Prompt = Only the lines from the line containing "What does this" to the end of the entries should be repeated, exactly as they appear.

Data to use =
:::

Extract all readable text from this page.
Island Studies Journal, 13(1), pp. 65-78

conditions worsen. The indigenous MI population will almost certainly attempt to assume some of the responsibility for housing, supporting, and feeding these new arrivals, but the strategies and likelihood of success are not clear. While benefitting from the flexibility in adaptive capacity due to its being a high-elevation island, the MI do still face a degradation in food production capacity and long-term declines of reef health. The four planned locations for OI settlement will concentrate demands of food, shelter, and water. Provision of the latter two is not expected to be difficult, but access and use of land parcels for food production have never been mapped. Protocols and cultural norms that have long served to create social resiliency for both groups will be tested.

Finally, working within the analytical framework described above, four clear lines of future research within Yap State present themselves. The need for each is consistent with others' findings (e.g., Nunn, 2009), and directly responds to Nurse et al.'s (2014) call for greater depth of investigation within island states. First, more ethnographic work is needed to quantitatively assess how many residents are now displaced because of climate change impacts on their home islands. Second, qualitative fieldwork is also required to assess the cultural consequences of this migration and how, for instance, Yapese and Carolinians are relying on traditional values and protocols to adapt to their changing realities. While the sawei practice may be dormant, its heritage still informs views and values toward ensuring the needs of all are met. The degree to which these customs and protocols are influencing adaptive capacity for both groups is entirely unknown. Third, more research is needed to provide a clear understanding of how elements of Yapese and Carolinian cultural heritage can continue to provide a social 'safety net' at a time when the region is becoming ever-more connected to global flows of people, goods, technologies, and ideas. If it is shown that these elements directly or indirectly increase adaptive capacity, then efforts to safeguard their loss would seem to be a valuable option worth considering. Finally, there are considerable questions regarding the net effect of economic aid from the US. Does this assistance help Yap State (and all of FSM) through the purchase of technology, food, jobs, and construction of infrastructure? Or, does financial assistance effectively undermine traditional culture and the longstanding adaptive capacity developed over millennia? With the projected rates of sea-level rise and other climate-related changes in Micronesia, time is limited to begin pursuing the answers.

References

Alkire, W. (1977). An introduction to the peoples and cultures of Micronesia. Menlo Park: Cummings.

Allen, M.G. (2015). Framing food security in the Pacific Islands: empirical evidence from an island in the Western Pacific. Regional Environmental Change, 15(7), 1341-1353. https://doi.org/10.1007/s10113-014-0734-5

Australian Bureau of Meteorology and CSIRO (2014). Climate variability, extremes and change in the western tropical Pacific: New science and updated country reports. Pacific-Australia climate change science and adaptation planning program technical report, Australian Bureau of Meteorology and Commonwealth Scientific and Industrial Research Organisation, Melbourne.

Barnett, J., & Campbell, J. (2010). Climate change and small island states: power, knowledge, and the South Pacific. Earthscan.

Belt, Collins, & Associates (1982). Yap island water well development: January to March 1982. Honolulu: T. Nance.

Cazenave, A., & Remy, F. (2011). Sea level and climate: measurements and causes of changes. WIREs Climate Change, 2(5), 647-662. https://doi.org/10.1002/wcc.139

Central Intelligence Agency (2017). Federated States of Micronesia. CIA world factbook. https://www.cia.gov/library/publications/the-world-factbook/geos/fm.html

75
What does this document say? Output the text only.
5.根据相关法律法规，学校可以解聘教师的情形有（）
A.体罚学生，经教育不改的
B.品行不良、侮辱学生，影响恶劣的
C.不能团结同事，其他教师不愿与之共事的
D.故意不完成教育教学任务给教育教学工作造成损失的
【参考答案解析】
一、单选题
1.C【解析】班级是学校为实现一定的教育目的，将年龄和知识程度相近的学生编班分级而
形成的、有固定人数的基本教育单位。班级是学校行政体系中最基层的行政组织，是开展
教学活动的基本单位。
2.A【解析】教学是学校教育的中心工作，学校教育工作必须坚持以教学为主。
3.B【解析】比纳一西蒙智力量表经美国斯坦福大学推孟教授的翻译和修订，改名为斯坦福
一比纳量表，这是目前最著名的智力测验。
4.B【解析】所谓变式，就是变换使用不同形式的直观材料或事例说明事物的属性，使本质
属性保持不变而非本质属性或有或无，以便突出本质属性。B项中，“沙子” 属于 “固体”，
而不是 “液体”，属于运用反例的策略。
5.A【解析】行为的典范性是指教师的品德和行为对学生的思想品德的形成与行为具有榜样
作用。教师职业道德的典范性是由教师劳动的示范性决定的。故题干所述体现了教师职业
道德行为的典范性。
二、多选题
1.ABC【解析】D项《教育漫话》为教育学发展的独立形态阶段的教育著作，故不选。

:::

The completed task =
What does this document say? Output the text only.
5.根据相关法律法规，学校可以解聘教师的情形有（）
A.体罚学生，经教育不改的
B.品行不良、侮辱学生，影响恶劣的
C.不能团结同事，其他教师不愿与之共事的
D.故意不完成教育教学任务给教育教学工作造成损失的
【参考答案解析】
一、单选题
1.C【解析】班级是学校为实现一定的教育目的，将年龄和知识程度相近的学生编班分级而
形成的、有固定人数的基本教育单位。班级是学校行政体系中最基层的行政组织，是开展
教学活动的基本单位。
2.A【解析】教学是学校教育的中心工作，学校教育工作必须坚持以教学为主。
3.B【解析】比纳一西蒙智力量表经美国斯坦福大学推孟教授的翻译和修订，改名为斯坦福
一比纳量表，这是目前最著名的智力测验。
4.B【解析】所谓变式，就是变换使用不同形式的直观材料或事例说明事物的属性，使本质
属性保持不变而非本质属性或有或无，以便突出本质属性。B项中，“沙子” 属于 “固体”，
而不是 “液体”，属于运用反例的策略。
5.A【解析】行为的典范性是指教师的品德和行为对学生的思想品德的形成与行为具有榜样
作用。教师职业道德的典范性是由教师劳动的示范性决定的。故题干所述体现了教师职业
道德行为的典范性。
二、多选题
1.ABC【解析】D项《教育漫话》为教育学发展的独立形态阶段的教育著作，故不选。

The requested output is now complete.